Cosa fare ::
Ricopia le righe partendo da quella che contiene "record-button[interactable]: 錄製 [231, 420, 403, 458]" e finendo con quella che contiene "radio-microphone[interactable]: 麥克風 [41, 163, 101, 183]", entrambe comprese. Cambia "radio-label" in "option-label" e lascia tutto il resto invariato.

Record forniti ::
• • • •

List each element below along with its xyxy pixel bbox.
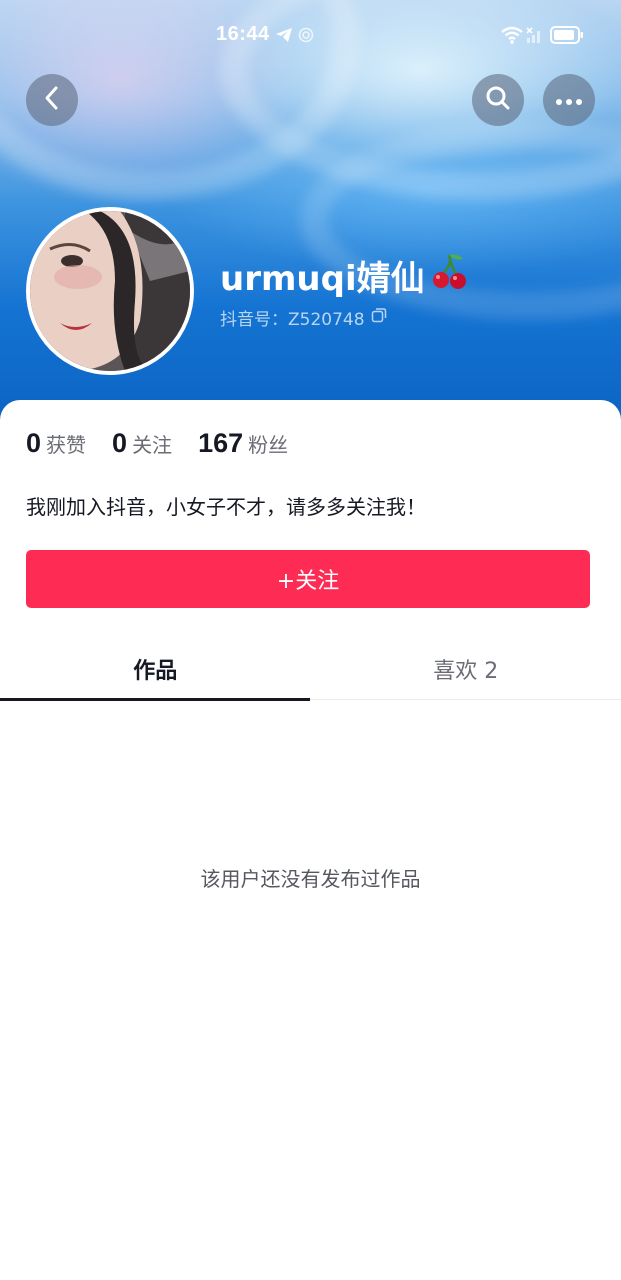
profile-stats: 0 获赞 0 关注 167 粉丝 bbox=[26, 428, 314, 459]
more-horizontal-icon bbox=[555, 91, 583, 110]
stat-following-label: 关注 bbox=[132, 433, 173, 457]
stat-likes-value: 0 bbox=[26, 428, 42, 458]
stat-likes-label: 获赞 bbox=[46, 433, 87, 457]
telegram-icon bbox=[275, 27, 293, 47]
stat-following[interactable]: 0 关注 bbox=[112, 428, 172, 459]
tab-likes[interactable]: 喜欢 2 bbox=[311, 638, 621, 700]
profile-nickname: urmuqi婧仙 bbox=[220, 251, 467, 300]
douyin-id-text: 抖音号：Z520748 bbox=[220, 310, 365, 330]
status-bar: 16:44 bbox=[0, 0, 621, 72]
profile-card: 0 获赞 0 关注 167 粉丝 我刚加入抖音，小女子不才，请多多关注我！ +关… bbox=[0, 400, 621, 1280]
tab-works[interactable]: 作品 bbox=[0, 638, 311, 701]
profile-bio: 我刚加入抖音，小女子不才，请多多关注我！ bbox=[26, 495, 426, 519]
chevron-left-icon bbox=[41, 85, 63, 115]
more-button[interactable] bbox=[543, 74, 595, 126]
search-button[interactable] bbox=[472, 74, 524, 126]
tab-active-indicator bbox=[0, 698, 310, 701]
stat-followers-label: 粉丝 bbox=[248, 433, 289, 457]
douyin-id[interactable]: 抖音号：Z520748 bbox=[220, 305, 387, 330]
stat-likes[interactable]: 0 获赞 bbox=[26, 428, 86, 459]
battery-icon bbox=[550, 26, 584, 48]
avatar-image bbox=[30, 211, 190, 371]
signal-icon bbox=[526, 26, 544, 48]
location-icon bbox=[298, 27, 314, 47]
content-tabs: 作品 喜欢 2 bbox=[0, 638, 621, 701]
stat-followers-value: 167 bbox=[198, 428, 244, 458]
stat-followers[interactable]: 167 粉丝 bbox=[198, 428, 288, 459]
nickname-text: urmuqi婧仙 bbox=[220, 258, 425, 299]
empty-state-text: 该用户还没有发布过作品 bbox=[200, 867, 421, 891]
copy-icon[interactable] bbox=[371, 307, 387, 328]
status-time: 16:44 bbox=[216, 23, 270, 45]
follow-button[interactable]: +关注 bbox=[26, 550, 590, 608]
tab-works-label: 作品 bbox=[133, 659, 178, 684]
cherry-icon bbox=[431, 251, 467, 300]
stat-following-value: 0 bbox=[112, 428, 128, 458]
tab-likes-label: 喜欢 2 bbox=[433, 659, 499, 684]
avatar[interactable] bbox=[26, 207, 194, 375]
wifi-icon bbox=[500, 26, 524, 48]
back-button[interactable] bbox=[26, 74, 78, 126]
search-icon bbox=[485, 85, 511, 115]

• • • •

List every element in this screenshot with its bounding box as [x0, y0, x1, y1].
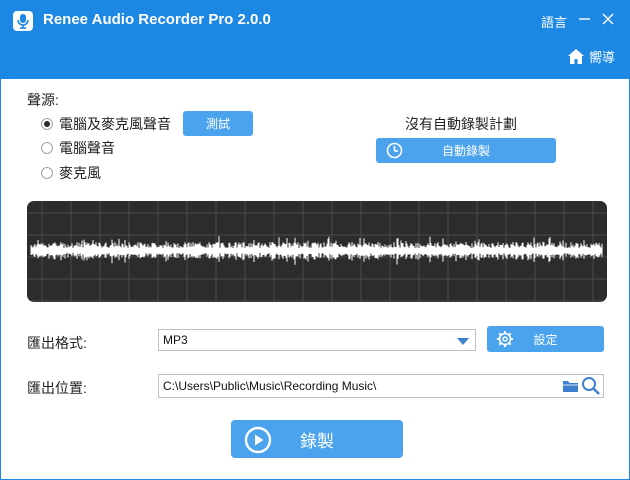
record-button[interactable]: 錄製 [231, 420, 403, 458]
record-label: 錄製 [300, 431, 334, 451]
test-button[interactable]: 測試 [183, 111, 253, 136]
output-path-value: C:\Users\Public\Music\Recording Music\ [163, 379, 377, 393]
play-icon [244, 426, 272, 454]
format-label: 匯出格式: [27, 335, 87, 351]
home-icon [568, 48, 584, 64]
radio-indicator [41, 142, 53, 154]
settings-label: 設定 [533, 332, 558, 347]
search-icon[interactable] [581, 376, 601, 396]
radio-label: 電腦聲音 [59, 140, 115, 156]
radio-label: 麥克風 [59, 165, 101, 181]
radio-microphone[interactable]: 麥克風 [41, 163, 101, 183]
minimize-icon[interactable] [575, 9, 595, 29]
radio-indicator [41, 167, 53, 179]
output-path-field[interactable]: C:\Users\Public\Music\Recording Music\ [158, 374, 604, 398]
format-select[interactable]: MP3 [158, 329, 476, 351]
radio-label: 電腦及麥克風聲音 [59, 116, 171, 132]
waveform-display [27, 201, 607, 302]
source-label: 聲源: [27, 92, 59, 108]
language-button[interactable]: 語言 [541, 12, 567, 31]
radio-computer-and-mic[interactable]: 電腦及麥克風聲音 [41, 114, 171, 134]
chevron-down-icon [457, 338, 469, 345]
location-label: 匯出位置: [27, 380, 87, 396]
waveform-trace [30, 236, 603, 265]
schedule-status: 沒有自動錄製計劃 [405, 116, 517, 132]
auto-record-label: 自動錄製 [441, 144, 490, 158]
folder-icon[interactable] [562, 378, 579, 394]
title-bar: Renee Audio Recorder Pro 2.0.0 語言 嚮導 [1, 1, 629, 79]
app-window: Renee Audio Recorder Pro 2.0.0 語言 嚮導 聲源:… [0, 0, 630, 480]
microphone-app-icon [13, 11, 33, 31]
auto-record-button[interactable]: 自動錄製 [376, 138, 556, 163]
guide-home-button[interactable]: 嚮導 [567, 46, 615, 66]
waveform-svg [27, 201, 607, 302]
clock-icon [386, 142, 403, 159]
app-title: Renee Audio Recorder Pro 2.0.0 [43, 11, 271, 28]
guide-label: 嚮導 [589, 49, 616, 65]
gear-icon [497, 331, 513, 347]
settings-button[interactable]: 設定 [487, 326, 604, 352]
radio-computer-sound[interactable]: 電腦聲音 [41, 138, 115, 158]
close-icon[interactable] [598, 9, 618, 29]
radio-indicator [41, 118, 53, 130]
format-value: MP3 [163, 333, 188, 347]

• • • •

Risultato qui sotto ::
record-button[interactable]: 錄製 [231, 420, 403, 458]
record-label: 錄製 [300, 431, 334, 451]
test-button[interactable]: 測試 [183, 111, 253, 136]
output-path-value: C:\Users\Public\Music\Recording Music\ [163, 379, 377, 393]
play-icon [244, 426, 272, 454]
format-label: 匯出格式: [27, 335, 87, 351]
home-icon [568, 48, 584, 64]
radio-indicator [41, 142, 53, 154]
settings-label: 設定 [533, 332, 558, 347]
search-icon[interactable] [581, 376, 601, 396]
option-label: 電腦聲音 [59, 140, 115, 156]
option-label: 麥克風 [59, 165, 101, 181]
radio-microphone[interactable]: 麥克風 [41, 163, 101, 183]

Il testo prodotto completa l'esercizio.